— What this task involves —
Find each line in the following listing that has the string "thông", then state the count and nothing else.
-- start of Data for processing --
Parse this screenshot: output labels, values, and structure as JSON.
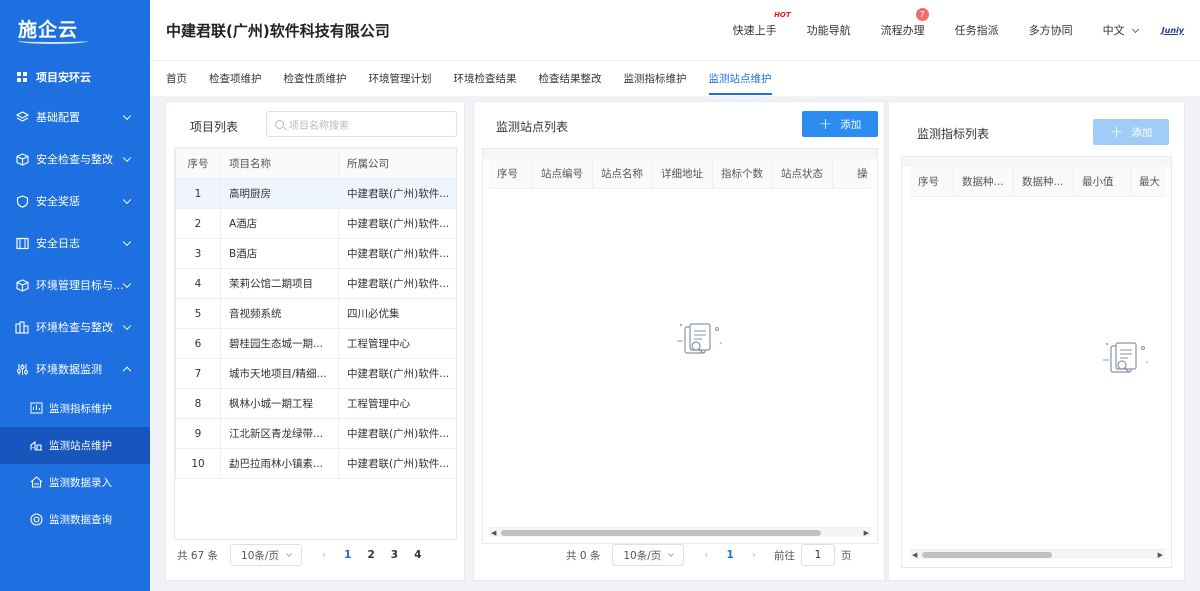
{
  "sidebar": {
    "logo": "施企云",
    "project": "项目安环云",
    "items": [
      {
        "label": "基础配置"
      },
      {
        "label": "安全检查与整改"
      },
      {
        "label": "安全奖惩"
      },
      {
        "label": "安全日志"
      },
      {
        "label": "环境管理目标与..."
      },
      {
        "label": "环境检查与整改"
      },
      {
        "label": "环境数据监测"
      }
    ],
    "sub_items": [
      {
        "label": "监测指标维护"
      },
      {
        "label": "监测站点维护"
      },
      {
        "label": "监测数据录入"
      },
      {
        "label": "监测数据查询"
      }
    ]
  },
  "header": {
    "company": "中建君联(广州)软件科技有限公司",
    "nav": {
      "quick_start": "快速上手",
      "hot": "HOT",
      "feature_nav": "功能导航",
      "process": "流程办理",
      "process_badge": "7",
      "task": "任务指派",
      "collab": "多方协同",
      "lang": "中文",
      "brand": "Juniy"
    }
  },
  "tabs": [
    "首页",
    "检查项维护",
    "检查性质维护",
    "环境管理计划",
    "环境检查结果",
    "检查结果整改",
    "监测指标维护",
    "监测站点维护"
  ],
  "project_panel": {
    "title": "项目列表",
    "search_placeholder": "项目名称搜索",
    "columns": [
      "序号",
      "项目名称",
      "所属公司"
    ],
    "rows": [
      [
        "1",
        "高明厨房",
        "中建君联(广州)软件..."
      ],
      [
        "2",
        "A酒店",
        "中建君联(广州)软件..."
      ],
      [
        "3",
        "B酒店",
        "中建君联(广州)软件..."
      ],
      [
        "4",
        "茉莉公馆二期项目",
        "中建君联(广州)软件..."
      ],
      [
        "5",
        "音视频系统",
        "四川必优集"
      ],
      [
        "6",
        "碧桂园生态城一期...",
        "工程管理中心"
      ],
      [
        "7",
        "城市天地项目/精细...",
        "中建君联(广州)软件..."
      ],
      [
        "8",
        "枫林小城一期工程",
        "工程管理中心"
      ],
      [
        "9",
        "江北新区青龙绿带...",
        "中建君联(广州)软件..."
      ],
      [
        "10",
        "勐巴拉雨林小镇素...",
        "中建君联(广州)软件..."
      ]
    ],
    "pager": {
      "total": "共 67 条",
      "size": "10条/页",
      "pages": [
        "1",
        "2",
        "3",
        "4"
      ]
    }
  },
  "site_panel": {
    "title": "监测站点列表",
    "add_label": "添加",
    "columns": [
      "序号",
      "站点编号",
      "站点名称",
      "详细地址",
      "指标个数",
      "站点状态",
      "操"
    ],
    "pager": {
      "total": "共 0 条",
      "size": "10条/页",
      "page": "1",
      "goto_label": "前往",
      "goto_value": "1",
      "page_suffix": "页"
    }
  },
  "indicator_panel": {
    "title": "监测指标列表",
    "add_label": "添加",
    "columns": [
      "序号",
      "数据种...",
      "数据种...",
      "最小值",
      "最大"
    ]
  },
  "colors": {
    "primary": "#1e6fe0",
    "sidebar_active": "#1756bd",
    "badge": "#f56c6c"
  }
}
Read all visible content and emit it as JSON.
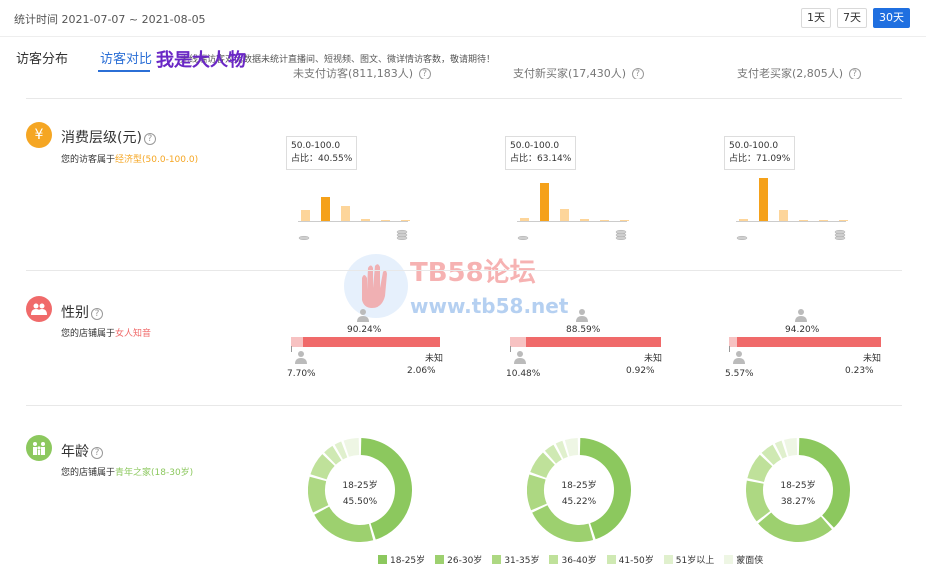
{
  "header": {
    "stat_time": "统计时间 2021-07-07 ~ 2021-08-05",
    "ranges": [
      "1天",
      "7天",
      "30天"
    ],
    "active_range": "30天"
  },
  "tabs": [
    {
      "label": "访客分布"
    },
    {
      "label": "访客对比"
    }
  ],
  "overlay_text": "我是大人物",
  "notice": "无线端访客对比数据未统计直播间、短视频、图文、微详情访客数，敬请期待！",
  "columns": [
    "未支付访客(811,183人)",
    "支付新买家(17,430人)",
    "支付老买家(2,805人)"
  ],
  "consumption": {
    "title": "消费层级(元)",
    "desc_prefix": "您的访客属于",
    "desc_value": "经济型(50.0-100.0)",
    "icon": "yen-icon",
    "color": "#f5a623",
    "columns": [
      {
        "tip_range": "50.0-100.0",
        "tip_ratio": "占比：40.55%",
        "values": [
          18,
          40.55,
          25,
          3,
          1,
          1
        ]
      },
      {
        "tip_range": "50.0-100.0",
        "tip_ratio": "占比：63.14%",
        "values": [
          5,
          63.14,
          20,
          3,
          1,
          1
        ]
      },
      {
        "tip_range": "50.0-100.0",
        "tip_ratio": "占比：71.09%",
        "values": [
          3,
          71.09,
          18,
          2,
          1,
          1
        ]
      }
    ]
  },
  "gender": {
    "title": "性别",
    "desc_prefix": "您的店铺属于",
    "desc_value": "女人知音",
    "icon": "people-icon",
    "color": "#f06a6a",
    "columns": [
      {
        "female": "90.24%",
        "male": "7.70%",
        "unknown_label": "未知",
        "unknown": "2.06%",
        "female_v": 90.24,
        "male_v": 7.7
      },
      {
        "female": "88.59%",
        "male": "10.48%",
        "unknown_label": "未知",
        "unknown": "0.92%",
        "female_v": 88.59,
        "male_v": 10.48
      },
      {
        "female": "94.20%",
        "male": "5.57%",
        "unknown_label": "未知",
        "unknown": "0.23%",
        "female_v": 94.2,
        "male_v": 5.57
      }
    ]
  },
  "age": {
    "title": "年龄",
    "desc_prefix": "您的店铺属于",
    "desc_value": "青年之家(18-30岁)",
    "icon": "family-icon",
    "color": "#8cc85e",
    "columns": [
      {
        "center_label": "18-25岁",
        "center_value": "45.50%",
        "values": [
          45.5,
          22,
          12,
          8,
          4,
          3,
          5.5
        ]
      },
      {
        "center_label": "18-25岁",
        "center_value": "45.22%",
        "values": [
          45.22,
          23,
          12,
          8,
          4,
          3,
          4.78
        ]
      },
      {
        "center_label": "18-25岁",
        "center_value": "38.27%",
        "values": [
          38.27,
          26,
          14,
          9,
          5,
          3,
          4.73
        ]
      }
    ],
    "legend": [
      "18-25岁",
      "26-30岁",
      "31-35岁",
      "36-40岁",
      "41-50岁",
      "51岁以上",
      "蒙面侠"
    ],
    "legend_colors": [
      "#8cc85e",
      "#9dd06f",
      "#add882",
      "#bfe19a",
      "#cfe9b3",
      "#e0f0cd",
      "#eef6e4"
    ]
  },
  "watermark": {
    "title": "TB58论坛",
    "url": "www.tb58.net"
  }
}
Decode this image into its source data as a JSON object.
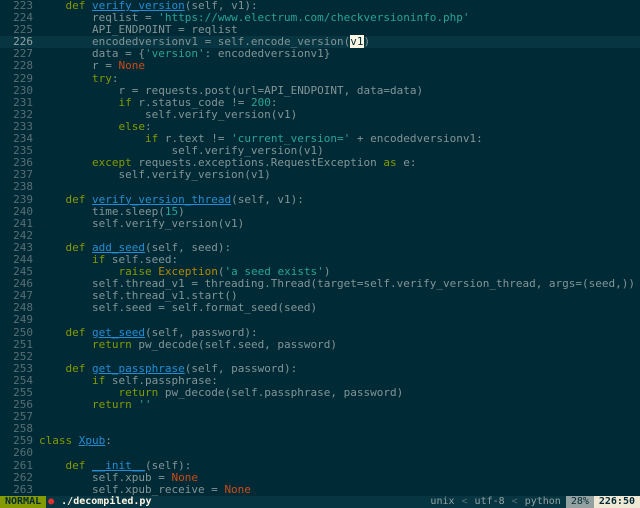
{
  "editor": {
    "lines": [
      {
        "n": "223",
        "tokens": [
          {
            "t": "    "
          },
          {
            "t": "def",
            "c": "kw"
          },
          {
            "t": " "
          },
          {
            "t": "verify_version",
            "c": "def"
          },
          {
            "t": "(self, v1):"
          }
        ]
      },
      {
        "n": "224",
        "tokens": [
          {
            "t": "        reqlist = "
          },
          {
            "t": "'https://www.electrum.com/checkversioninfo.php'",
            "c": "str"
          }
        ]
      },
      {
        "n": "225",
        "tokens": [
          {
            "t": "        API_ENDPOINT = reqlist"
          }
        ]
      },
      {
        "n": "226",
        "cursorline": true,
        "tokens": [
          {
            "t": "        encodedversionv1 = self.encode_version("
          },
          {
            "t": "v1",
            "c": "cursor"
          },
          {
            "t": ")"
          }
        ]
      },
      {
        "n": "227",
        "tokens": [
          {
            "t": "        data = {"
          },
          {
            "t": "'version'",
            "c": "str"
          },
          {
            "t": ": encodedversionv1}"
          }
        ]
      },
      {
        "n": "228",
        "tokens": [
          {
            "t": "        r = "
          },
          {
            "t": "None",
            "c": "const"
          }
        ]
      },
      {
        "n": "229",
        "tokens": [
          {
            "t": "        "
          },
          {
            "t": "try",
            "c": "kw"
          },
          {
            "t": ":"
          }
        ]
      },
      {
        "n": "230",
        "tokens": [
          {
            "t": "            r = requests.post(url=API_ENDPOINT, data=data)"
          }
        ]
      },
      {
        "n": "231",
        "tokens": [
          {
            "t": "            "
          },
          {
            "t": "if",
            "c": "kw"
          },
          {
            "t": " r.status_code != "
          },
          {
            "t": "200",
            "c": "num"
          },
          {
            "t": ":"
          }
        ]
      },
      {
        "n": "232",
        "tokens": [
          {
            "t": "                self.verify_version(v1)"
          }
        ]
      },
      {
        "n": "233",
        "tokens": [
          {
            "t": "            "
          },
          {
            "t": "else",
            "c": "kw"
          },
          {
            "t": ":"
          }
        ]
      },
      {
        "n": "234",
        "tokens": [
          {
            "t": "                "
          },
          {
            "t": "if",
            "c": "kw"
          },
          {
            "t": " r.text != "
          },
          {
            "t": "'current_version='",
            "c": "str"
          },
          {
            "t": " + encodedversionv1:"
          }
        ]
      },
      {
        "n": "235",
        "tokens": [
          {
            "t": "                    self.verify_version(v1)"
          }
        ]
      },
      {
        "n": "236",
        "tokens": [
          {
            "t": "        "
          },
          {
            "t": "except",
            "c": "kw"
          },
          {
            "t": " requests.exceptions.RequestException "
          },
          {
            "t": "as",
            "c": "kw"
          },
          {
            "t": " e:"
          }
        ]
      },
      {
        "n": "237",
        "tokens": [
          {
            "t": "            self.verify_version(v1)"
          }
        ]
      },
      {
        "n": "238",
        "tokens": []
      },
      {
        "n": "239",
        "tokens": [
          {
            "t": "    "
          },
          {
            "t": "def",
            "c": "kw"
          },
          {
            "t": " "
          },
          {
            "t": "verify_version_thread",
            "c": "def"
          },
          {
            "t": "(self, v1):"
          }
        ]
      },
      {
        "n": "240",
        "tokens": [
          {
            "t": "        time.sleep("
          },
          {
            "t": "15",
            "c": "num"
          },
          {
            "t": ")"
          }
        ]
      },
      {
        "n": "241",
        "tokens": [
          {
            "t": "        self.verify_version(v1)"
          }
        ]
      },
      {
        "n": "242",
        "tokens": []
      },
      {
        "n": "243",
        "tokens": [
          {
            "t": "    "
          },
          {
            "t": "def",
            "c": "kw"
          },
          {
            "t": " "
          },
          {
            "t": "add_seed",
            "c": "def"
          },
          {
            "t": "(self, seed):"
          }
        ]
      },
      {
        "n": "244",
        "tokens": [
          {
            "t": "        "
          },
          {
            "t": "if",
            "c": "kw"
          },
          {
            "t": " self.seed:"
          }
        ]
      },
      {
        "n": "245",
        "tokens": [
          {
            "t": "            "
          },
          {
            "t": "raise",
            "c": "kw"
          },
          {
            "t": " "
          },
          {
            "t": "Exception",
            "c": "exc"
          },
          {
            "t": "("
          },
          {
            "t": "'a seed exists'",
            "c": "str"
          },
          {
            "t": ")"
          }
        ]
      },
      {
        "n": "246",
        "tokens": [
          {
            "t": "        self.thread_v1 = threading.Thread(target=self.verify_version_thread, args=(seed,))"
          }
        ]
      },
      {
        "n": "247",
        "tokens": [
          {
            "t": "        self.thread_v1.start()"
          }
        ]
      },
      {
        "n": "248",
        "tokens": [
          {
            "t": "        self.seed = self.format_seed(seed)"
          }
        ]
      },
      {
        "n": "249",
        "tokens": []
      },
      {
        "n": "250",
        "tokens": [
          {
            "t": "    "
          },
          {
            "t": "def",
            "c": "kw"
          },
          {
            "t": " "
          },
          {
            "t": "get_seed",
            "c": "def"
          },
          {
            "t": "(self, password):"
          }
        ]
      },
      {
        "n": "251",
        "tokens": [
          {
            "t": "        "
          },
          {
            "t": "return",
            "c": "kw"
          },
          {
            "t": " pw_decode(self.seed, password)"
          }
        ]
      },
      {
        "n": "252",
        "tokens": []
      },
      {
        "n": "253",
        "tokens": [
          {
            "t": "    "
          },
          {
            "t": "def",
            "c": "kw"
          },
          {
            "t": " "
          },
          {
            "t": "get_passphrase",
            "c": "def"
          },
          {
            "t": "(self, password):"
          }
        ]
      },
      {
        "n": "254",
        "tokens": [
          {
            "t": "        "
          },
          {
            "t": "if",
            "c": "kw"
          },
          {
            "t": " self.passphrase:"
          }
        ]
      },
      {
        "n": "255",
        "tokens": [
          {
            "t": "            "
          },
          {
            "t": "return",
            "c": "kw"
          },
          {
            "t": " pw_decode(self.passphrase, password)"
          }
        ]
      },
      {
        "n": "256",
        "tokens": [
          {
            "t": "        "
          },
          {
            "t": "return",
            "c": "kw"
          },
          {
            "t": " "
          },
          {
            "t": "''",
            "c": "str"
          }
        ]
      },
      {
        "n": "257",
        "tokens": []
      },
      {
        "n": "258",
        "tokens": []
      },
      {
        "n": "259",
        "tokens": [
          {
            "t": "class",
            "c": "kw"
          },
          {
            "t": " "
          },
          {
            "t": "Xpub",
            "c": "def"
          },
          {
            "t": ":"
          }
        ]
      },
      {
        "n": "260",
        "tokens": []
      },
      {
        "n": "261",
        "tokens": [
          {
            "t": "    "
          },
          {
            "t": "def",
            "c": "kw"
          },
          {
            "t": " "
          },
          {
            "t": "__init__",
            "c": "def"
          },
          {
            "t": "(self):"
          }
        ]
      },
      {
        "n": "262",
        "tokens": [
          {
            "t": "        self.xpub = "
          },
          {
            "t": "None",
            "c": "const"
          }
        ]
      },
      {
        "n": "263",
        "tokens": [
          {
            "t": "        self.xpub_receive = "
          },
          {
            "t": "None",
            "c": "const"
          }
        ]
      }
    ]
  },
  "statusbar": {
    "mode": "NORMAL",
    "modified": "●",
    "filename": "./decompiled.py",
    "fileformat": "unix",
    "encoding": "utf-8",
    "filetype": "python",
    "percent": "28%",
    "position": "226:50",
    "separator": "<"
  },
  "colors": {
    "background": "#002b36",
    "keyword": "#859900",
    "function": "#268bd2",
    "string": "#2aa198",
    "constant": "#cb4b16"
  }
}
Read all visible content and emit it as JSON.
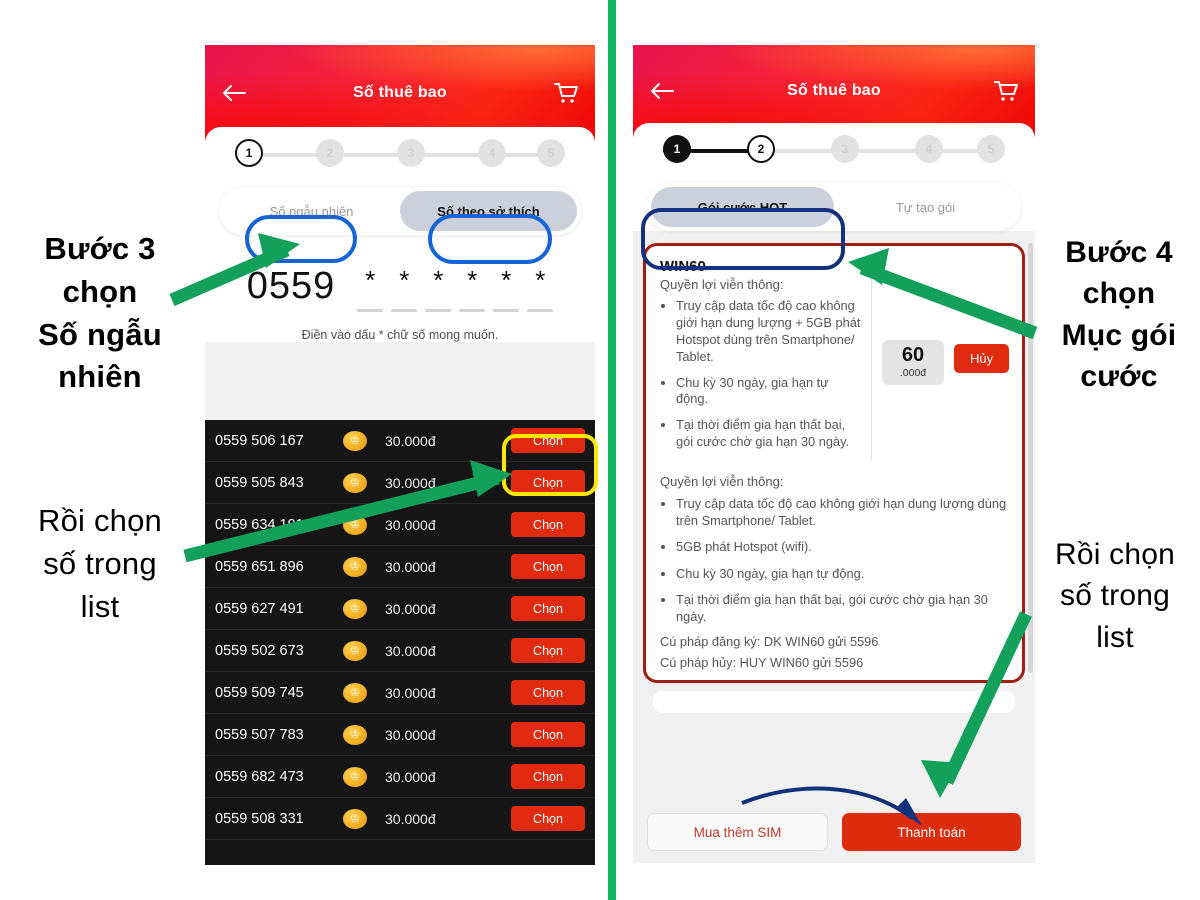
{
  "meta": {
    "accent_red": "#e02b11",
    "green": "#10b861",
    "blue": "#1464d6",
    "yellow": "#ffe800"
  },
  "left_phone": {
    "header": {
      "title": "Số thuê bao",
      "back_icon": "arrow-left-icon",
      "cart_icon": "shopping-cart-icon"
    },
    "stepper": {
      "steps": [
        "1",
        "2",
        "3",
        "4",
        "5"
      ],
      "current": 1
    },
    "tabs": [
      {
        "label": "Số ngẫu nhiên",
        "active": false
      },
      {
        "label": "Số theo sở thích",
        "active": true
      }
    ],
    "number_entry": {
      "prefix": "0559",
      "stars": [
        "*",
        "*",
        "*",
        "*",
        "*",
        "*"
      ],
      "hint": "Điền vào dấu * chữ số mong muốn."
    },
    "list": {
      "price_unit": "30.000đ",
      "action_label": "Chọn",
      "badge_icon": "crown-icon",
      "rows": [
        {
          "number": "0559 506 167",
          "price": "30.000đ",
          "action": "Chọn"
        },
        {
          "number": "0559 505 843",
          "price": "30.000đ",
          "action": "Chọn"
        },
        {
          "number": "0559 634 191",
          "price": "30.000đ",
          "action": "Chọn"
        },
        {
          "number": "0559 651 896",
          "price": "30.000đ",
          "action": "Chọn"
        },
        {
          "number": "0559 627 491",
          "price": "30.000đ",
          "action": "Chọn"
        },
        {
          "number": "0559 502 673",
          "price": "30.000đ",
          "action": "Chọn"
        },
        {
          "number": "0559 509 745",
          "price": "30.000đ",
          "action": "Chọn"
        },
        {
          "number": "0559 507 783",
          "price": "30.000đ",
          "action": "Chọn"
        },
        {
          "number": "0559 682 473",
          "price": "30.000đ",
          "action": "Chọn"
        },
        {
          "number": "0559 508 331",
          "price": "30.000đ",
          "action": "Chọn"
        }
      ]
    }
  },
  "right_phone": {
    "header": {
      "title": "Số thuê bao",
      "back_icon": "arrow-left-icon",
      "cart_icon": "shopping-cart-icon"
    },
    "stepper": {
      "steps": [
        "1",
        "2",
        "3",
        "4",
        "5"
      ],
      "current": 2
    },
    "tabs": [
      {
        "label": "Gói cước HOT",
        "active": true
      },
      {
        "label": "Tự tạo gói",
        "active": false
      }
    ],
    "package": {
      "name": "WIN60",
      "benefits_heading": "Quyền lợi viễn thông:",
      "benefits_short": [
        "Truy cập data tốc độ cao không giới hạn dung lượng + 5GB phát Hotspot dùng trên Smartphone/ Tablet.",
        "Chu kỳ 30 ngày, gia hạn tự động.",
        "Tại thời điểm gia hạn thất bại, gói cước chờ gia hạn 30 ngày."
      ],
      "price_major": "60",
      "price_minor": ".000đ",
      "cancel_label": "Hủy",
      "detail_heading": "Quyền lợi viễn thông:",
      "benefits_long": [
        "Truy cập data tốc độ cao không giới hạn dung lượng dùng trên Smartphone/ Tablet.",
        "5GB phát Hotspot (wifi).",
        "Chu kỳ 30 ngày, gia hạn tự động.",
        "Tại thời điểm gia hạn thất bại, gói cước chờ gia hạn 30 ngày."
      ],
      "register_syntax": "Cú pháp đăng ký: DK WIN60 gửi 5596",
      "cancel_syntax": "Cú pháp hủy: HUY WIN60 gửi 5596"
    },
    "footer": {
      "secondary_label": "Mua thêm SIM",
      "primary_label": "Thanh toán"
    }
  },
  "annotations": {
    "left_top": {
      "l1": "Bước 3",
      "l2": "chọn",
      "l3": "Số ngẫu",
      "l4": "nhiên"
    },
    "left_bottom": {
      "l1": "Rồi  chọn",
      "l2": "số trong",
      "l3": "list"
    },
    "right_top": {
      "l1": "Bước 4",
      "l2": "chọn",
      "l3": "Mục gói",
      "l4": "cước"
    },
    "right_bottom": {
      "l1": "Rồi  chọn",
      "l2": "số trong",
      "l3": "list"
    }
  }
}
-- end of Data for processing --
— Solution for this exercise —
2